#### TASK BRIEF:
Copy word for word the lines in the records below, starting with the line that contains "pole-bracket-dome-camera [295,333,357,401]" and ending with the line that contains "cell-pole-mount-vertical [239,290,464,513]", both included.
--------------------------------------------------
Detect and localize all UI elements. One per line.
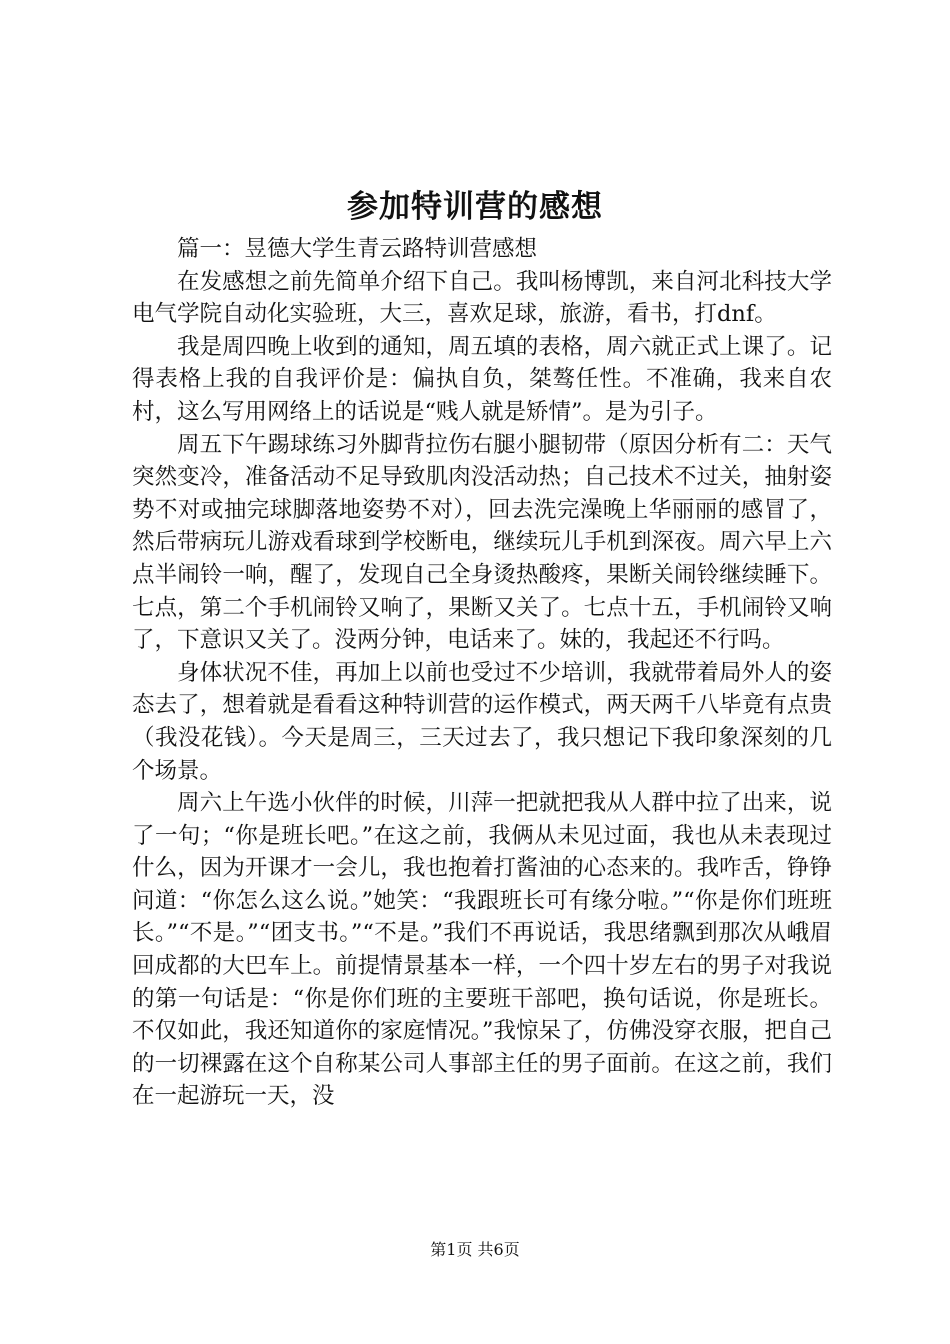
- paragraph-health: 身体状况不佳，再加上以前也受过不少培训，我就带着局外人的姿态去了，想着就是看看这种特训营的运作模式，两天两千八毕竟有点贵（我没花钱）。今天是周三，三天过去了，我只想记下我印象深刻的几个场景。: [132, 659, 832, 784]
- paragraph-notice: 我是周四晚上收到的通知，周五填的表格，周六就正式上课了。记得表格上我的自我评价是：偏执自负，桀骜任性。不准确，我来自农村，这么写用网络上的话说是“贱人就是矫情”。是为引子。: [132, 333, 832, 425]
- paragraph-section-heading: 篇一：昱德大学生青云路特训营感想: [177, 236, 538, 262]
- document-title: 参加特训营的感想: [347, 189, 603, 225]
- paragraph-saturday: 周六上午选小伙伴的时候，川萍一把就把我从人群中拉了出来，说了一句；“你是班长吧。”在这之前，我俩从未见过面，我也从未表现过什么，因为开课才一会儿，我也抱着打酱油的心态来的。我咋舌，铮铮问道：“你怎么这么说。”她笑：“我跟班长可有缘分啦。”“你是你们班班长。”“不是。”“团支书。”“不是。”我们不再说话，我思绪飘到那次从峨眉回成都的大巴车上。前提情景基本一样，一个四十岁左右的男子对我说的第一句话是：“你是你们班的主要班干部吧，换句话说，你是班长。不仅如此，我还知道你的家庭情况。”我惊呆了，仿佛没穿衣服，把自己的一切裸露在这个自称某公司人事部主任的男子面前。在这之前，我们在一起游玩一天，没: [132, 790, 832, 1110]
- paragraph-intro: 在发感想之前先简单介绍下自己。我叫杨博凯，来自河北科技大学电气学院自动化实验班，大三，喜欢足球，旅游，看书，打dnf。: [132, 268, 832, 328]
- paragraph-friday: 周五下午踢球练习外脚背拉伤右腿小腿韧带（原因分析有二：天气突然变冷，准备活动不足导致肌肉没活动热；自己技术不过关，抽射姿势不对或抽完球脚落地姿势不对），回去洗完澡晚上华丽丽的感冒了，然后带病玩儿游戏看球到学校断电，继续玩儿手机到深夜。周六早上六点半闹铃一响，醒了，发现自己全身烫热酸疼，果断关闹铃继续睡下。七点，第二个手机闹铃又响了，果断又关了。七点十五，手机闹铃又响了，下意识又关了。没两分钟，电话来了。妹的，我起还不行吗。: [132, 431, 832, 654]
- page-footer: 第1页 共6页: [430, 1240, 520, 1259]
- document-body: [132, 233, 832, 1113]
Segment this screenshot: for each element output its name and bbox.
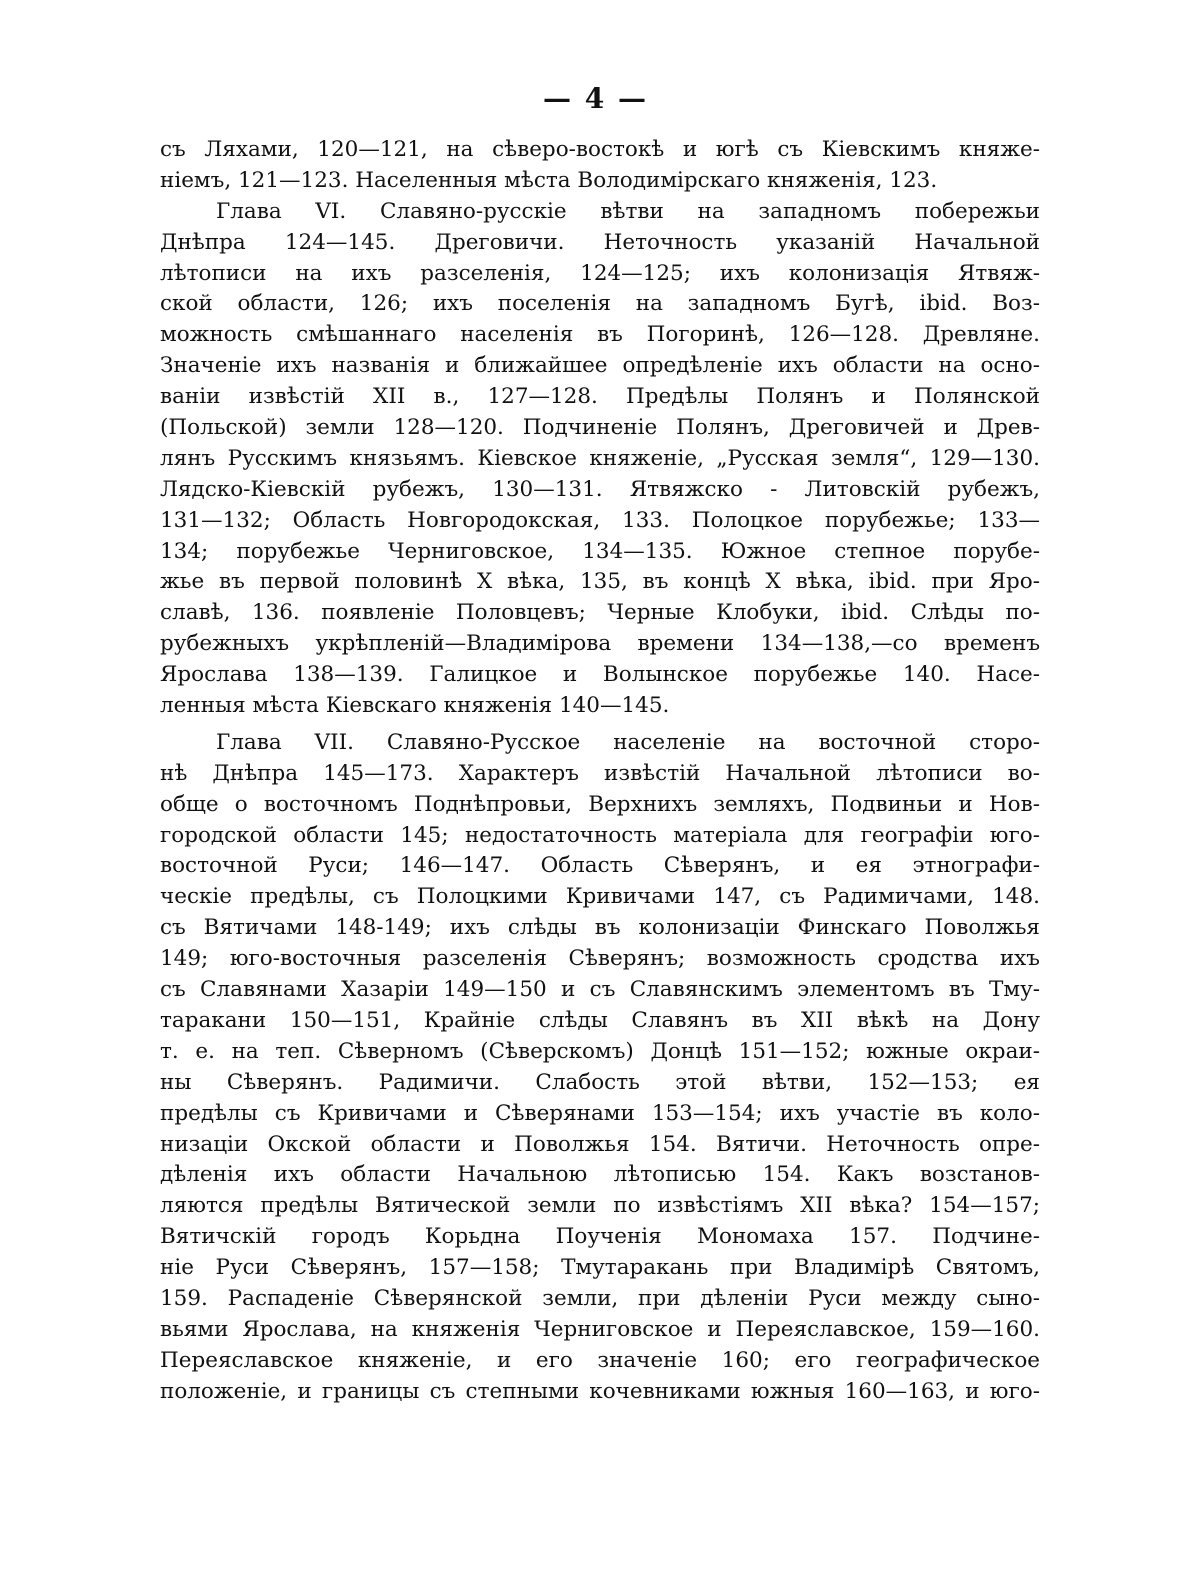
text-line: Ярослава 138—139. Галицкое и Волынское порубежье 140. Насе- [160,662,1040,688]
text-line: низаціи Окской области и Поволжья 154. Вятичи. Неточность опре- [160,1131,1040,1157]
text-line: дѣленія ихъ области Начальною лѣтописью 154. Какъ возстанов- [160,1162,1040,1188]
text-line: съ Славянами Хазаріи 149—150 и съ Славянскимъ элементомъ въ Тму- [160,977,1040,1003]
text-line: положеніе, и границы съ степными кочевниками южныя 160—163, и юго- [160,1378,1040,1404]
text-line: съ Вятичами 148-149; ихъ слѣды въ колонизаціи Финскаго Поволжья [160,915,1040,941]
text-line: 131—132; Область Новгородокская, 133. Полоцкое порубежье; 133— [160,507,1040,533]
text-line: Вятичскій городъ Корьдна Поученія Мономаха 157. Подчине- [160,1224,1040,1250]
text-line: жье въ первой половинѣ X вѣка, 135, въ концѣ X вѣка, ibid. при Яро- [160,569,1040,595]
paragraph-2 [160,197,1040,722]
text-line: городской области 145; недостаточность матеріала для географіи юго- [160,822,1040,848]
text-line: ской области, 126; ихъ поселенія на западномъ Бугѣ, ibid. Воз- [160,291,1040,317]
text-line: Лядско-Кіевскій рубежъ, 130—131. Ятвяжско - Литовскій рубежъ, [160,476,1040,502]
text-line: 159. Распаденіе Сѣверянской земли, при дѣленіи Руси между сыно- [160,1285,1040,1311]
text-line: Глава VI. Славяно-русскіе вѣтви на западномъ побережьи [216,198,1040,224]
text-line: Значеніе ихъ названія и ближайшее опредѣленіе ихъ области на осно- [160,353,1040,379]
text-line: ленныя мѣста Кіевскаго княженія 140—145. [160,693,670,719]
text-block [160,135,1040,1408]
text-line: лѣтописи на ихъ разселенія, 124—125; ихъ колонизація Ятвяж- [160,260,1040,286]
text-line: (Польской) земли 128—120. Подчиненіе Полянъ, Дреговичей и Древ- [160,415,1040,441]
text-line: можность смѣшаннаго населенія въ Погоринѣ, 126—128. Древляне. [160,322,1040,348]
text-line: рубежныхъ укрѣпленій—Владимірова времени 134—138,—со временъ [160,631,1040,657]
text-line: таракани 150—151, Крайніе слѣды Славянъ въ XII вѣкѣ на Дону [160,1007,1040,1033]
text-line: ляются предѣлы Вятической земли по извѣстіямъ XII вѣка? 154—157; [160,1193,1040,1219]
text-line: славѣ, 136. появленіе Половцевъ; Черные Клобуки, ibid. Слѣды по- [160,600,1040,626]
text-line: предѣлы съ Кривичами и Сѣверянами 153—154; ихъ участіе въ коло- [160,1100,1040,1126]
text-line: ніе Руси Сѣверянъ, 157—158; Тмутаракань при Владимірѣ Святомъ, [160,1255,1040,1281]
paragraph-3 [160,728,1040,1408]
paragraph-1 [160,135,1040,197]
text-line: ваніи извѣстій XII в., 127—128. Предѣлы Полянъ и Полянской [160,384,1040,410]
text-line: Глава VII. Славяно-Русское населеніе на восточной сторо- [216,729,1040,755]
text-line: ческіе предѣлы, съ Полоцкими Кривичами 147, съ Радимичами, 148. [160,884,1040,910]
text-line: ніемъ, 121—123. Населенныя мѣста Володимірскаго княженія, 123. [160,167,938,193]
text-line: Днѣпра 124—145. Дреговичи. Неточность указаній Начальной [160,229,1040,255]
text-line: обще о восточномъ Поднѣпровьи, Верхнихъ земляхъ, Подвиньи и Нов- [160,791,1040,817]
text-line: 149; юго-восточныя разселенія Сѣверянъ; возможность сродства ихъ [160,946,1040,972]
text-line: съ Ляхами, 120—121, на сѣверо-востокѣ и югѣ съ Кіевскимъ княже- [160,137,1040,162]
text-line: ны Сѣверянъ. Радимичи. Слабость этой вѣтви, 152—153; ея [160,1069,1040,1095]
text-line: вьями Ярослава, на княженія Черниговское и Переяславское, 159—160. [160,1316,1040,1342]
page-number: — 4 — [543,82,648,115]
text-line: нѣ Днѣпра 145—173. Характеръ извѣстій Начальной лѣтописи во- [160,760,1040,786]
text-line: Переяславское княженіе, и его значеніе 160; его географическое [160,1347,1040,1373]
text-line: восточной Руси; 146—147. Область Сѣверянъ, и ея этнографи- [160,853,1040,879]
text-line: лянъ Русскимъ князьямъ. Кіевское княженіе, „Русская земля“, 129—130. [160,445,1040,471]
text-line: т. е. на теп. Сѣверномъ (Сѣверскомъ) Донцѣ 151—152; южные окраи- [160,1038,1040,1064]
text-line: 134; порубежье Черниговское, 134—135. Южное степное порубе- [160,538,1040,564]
--------------------------------------------------
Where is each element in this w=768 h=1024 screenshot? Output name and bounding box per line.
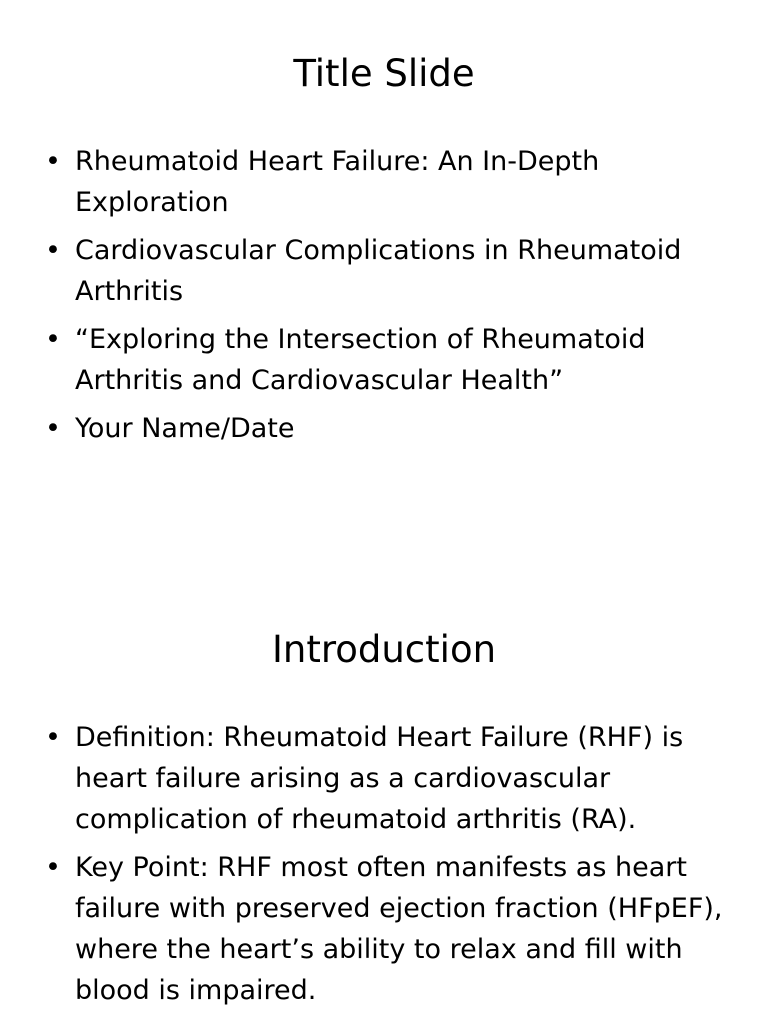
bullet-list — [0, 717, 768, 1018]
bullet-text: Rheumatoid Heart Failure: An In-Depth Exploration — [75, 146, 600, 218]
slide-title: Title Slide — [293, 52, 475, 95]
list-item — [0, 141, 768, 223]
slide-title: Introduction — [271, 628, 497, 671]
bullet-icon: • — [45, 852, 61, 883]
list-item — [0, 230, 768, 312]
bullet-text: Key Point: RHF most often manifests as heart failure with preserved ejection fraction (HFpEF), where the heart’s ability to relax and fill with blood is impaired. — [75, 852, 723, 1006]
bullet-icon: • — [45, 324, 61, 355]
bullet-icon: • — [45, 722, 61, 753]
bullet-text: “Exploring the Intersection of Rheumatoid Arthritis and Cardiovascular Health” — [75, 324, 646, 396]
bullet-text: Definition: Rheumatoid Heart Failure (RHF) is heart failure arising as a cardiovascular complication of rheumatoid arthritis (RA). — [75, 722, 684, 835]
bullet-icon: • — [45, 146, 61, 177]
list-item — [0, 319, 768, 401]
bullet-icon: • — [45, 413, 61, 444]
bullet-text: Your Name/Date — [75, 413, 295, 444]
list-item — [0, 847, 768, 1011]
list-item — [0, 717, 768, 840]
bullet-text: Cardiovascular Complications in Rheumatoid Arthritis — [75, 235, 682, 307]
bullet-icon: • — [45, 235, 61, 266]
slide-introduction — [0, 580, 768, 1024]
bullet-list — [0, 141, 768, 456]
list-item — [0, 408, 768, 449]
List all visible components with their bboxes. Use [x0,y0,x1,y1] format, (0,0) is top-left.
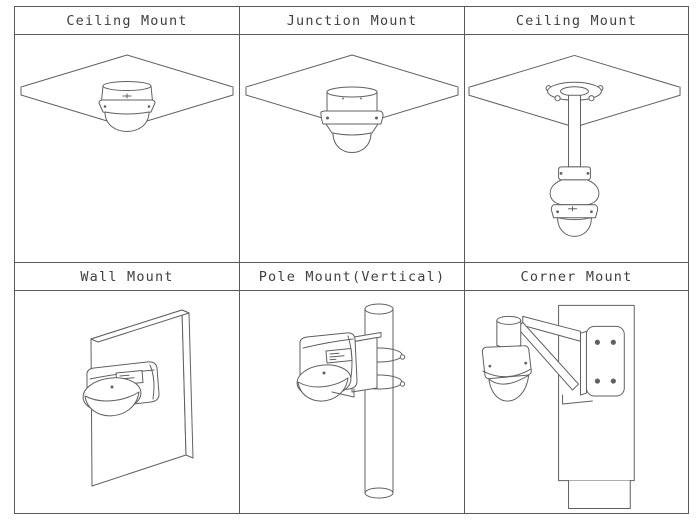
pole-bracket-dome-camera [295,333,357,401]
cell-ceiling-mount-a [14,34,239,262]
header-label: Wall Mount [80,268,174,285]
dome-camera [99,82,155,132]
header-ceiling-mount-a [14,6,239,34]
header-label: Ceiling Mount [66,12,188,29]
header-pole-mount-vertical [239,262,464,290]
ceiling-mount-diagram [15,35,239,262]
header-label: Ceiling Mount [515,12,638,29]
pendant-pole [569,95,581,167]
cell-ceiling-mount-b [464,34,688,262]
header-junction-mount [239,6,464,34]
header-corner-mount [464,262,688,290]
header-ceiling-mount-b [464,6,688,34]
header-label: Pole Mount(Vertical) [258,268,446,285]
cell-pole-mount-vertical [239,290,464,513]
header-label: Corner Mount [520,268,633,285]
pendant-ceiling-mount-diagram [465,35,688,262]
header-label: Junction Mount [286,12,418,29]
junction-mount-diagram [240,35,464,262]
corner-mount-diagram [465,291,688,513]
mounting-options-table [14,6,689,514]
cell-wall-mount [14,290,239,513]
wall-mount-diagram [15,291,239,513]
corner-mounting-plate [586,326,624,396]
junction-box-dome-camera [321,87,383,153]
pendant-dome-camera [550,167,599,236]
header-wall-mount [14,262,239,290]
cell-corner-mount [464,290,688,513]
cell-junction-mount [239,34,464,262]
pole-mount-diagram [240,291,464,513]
--------------------------------------------------
#### WRITTEN SOLUTION:
pole-bracket-dome-camera [295,333,357,401]
cell-ceiling-mount-a [14,34,239,262]
header-label: Wall Mount [80,268,174,285]
dome-camera [99,82,155,132]
header-ceiling-mount-a [14,6,239,34]
header-label: Ceiling Mount [66,12,188,29]
header-pole-mount-vertical [239,262,464,290]
ceiling-mount-diagram [15,35,239,262]
header-label: Ceiling Mount [515,12,638,29]
pendant-pole [569,95,581,167]
cell-ceiling-mount-b [464,34,688,262]
header-junction-mount [239,6,464,34]
header-corner-mount [464,262,688,290]
header-ceiling-mount-b [464,6,688,34]
header-label: Pole Mount(Vertical) [258,268,446,285]
cell-pole-mount-vertical [239,290,464,513]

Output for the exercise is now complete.